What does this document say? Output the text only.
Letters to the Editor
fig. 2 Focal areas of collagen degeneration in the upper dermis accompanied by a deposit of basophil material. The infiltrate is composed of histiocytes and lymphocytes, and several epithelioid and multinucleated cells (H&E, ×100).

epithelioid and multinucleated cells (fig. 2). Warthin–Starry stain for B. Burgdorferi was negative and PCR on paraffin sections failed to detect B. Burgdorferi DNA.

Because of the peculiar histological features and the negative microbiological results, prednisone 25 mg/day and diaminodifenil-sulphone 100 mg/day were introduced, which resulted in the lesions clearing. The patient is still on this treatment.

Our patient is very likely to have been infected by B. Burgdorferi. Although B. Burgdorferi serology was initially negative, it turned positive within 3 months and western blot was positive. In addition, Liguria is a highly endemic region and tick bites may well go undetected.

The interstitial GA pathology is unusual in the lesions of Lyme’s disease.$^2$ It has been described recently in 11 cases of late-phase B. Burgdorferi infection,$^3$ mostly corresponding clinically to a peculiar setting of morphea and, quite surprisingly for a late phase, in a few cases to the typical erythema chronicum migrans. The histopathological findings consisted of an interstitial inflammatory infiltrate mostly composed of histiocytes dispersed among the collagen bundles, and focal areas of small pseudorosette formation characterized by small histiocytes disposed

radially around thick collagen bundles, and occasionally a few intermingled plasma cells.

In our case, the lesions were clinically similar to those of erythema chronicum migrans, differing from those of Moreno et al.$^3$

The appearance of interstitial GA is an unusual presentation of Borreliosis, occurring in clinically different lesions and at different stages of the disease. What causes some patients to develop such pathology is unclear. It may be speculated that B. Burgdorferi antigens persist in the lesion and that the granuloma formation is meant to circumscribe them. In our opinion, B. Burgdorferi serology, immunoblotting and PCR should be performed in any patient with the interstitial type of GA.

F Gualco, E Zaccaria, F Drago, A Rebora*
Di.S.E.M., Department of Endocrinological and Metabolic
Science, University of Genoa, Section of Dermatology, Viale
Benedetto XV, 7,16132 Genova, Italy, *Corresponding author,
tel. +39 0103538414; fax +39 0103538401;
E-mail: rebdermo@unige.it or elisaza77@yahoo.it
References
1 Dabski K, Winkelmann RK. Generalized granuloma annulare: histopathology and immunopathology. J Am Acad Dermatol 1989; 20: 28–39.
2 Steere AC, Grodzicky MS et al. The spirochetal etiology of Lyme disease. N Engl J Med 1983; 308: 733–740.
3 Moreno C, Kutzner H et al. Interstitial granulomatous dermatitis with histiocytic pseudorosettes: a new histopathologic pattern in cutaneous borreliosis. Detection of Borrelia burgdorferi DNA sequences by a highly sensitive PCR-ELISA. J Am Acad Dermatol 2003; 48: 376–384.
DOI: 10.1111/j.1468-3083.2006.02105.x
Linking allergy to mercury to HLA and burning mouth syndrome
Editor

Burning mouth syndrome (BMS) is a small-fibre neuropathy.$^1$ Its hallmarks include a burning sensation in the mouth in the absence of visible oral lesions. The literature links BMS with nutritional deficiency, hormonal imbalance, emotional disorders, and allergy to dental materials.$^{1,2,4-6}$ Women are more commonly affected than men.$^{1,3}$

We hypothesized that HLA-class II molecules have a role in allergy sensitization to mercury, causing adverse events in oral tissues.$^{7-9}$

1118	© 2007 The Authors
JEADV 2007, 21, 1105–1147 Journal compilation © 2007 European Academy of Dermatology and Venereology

> TRY IT:
Transcribe all the entries exactly, as they stand.

> RESULT OF THIS EXERCISE:
What does this document say? Output the text only.
Letters to the Editor
fig. 2 Focal areas of collagen degeneration in the upper dermis accompanied by a deposit of basophil material. The infiltrate is composed of histiocytes and lymphocytes, and several epithelioid and multinucleated cells (H&E, ×100).

epithelioid and multinucleated cells (fig. 2). Warthin–Starry stain for B. Burgdorferi was negative and PCR on paraffin sections failed to detect B. Burgdorferi DNA.

Because of the peculiar histological features and the negative microbiological results, prednisone 25 mg/day and diaminodifenil-sulphone 100 mg/day were introduced, which resulted in the lesions clearing. The patient is still on this treatment.

Our patient is very likely to have been infected by B. Burgdorferi. Although B. Burgdorferi serology was initially negative, it turned positive within 3 months and western blot was positive. In addition, Liguria is a highly endemic region and tick bites may well go undetected.

The interstitial GA pathology is unusual in the lesions of Lyme’s disease.$^2$ It has been described recently in 11 cases of late-phase B. Burgdorferi infection,$^3$ mostly corresponding clinically to a peculiar setting of morphea and, quite surprisingly for a late phase, in a few cases to the typical erythema chronicum migrans. The histopathological findings consisted of an interstitial inflammatory infiltrate mostly composed of histiocytes dispersed among the collagen bundles, and focal areas of small pseudorosette formation characterized by small histiocytes disposed

radially around thick collagen bundles, and occasionally a few intermingled plasma cells.

In our case, the lesions were clinically similar to those of erythema chronicum migrans, differing from those of Moreno et al.$^3$

The appearance of interstitial GA is an unusual presentation of Borreliosis, occurring in clinically different lesions and at different stages of the disease. What causes some patients to develop such pathology is unclear. It may be speculated that B. Burgdorferi antigens persist in the lesion and that the granuloma formation is meant to circumscribe them. In our opinion, B. Burgdorferi serology, immunoblotting and PCR should be performed in any patient with the interstitial type of GA.

F Gualco, E Zaccaria, F Drago, A Rebora*
Di.S.E.M., Department of Endocrinological and Metabolic
Science, University of Genoa, Section of Dermatology, Viale
Benedetto XV, 7,16132 Genova, Italy, *Corresponding author,
tel. +39 0103538414; fax +39 0103538401;
E-mail: rebdermo@unige.it or elisaza77@yahoo.it
References
1 Dabski K, Winkelmann RK. Generalized granuloma annulare: histopathology and immunopathology. J Am Acad Dermatol 1989; 20: 28–39.
2 Steere AC, Grodzicky MS et al. The spirochetal etiology of Lyme disease. N Engl J Med 1983; 308: 733–740.
3 Moreno C, Kutzner H et al. Interstitial granulomatous dermatitis with histiocytic pseudorosettes: a new histopathologic pattern in cutaneous borreliosis. Detection of Borrelia burgdorferi DNA sequences by a highly sensitive PCR-ELISA. J Am Acad Dermatol 2003; 48: 376–384.
DOI: 10.1111/j.1468-3083.2006.02105.x
Linking allergy to mercury to HLA and burning mouth syndrome
Editor

Burning mouth syndrome (BMS) is a small-fibre neuropathy.$^1$ Its hallmarks include a burning sensation in the mouth in the absence of visible oral lesions. The literature links BMS with nutritional deficiency, hormonal imbalance, emotional disorders, and allergy to dental materials.$^{1,2,4-6}$ Women are more commonly affected than men.$^{1,3}$

We hypothesized that HLA-class II molecules have a role in allergy sensitization to mercury, causing adverse events in oral tissues.$^{7-9}$

1118	© 2007 The Authors
JEADV 2007, 21, 1105–1147 Journal compilation © 2007 European Academy of Dermatology and Venereology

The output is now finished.